(Stored data)
+--
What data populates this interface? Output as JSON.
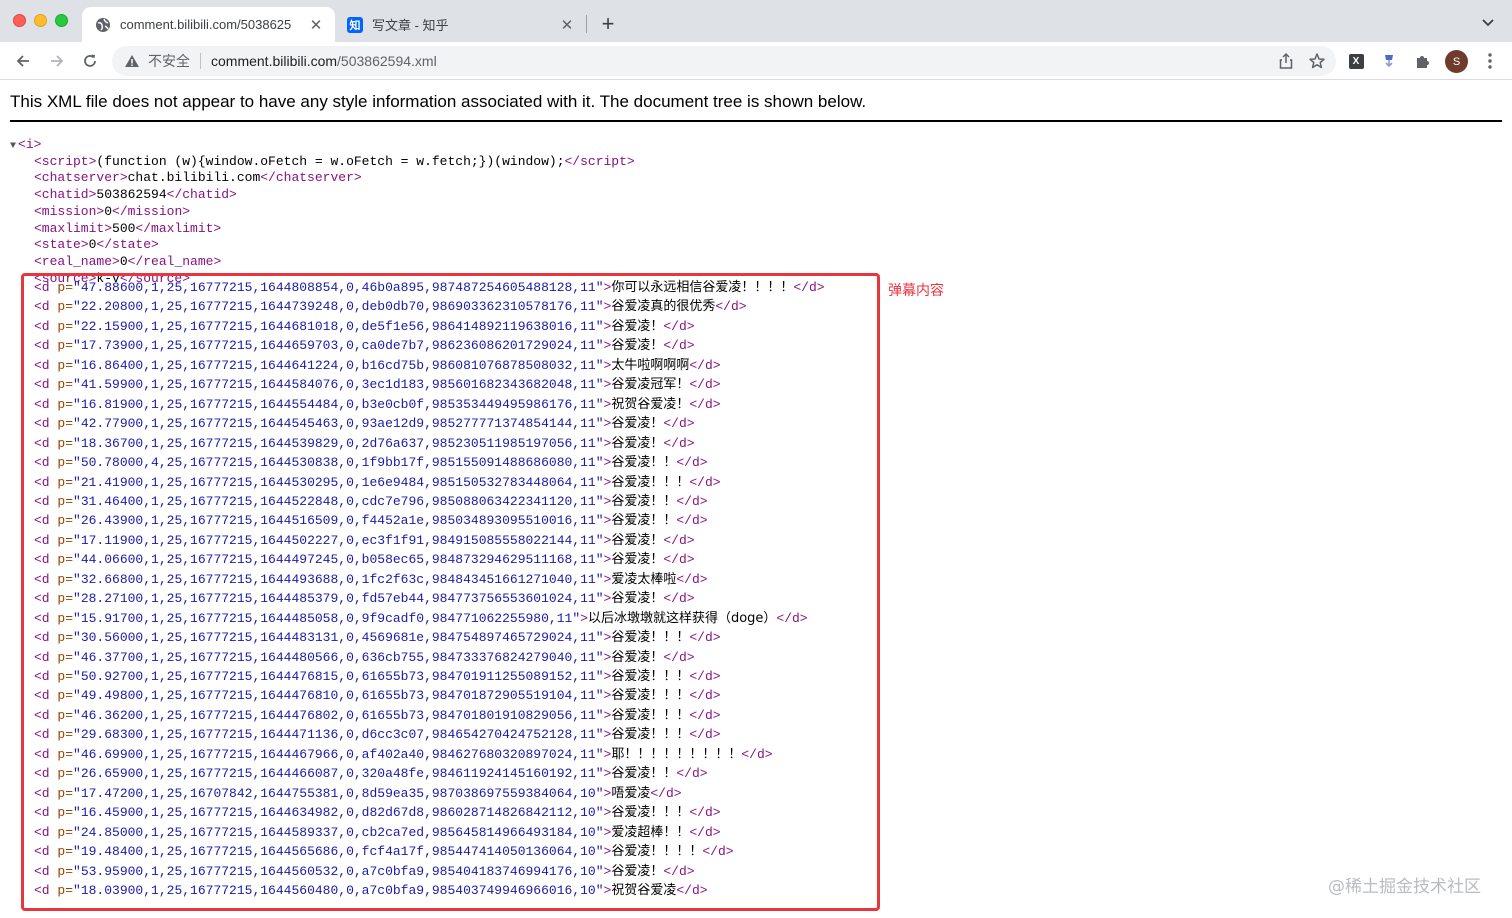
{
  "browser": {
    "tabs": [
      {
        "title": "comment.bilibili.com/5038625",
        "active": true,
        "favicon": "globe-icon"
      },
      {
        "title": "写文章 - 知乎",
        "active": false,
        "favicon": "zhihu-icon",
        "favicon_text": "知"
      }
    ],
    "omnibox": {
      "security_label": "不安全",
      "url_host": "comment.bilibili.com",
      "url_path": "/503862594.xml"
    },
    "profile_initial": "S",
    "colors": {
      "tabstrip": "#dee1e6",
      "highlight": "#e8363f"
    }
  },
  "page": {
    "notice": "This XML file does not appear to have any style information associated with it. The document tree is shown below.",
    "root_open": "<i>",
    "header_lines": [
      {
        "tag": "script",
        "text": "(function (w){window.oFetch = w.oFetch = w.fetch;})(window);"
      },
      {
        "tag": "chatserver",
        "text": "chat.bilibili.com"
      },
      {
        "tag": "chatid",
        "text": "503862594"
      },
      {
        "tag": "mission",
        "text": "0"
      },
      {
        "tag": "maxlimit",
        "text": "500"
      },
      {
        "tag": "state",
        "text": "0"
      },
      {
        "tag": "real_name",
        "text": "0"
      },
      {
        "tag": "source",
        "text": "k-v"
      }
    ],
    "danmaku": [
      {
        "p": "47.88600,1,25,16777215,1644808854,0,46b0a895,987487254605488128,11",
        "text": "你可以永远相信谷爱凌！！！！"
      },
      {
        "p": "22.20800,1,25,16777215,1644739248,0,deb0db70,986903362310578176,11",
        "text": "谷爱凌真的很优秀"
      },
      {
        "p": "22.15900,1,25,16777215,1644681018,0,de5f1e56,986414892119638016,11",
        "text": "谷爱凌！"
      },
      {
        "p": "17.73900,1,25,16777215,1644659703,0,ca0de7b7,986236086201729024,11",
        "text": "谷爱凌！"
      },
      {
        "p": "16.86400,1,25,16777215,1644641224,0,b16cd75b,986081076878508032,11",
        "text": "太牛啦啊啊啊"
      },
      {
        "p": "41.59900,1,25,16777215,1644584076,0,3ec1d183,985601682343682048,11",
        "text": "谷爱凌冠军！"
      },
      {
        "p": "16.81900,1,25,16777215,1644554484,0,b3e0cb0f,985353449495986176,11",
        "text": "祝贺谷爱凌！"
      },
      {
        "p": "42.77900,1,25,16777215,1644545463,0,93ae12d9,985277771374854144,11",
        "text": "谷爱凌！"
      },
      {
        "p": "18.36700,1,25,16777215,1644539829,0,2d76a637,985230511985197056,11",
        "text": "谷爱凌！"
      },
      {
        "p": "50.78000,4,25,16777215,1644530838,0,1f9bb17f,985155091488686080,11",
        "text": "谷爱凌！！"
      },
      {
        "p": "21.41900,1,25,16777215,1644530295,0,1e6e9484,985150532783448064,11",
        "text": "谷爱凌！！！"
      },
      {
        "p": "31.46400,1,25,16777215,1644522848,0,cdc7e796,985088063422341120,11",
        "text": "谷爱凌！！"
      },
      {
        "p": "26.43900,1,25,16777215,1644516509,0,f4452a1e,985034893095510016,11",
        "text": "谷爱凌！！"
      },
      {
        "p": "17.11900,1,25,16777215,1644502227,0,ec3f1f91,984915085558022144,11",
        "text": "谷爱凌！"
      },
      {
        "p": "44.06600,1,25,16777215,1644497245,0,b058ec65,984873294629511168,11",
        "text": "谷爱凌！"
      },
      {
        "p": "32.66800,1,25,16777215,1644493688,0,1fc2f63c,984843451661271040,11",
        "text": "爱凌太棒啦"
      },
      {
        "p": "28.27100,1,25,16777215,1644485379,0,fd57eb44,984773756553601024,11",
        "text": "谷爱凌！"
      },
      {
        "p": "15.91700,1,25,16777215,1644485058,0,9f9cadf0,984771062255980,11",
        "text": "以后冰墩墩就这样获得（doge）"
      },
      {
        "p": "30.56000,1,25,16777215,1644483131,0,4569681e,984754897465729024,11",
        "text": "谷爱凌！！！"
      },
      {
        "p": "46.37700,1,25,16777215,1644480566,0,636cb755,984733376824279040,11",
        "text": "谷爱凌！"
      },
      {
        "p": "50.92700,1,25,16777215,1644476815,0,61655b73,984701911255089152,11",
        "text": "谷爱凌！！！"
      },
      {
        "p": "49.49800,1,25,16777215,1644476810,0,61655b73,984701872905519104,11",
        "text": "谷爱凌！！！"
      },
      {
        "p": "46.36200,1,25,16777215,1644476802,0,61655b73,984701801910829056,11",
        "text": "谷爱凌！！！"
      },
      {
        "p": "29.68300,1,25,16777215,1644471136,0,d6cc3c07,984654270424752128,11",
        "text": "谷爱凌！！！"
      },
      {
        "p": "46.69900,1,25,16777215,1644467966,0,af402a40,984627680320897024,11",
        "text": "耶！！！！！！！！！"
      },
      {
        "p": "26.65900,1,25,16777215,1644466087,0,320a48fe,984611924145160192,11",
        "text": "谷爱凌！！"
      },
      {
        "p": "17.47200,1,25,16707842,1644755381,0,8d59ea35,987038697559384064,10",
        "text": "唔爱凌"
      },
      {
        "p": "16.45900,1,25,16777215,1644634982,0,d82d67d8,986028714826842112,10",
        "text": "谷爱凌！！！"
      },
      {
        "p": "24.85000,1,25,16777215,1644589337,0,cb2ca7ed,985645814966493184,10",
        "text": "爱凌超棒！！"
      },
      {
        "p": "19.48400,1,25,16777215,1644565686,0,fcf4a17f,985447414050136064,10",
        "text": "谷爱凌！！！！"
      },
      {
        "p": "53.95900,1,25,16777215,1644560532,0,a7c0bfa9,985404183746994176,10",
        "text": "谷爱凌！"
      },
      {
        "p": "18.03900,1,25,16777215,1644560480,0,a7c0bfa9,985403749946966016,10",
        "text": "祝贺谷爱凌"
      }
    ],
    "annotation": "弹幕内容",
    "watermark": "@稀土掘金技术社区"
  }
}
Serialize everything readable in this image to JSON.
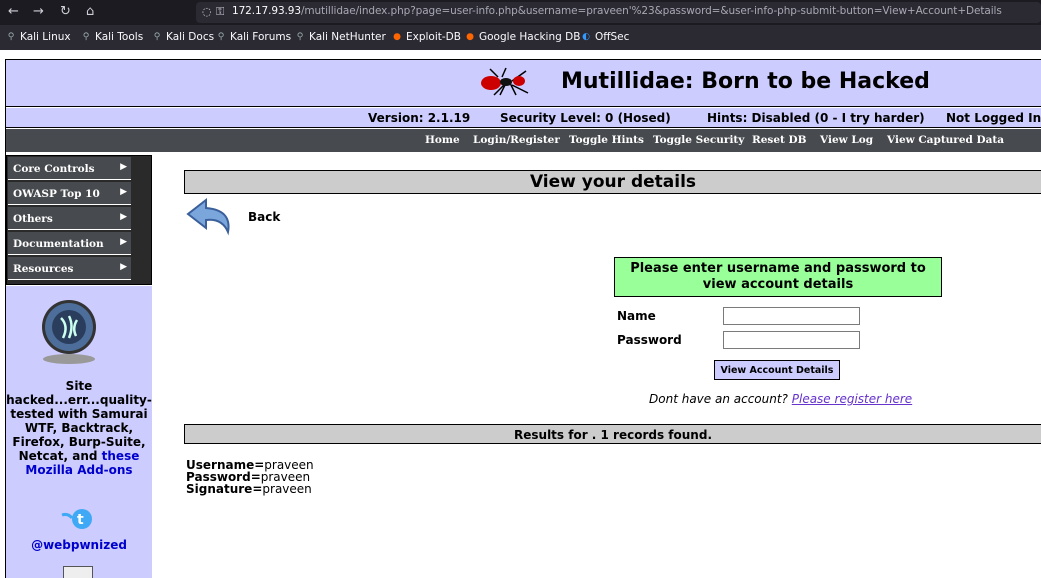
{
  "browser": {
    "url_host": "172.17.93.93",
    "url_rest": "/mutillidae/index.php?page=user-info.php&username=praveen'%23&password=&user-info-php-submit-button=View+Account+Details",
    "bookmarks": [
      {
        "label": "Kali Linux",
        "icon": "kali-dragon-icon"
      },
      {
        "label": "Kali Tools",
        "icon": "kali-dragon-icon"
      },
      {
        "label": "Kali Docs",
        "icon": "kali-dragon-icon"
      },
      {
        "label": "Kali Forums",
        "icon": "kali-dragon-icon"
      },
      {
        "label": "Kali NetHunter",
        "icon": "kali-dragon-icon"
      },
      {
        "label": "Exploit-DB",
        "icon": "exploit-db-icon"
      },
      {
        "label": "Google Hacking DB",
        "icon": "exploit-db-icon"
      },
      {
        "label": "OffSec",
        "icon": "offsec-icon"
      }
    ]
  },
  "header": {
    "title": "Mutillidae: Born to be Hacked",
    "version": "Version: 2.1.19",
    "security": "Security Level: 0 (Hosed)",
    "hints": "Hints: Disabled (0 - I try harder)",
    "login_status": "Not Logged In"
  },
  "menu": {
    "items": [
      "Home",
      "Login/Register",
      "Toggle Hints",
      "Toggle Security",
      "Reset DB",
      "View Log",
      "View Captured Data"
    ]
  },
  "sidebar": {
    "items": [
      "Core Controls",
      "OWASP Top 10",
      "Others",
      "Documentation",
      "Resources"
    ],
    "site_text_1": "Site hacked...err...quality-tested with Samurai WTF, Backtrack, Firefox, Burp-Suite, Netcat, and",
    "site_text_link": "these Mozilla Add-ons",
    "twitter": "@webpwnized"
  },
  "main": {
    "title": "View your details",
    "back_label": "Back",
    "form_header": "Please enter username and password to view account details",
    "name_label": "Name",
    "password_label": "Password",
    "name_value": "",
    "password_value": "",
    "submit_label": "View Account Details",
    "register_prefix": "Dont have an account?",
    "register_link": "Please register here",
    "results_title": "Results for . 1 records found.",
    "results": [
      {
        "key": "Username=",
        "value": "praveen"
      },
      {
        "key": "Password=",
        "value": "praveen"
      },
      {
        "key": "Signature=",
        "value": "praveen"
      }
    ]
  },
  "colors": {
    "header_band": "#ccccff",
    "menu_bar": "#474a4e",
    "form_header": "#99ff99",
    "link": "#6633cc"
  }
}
+--
WHAT IS REQUIRED = Count how many lines above carry the word "have". Only the number is required.

FULL OUTPUT = 2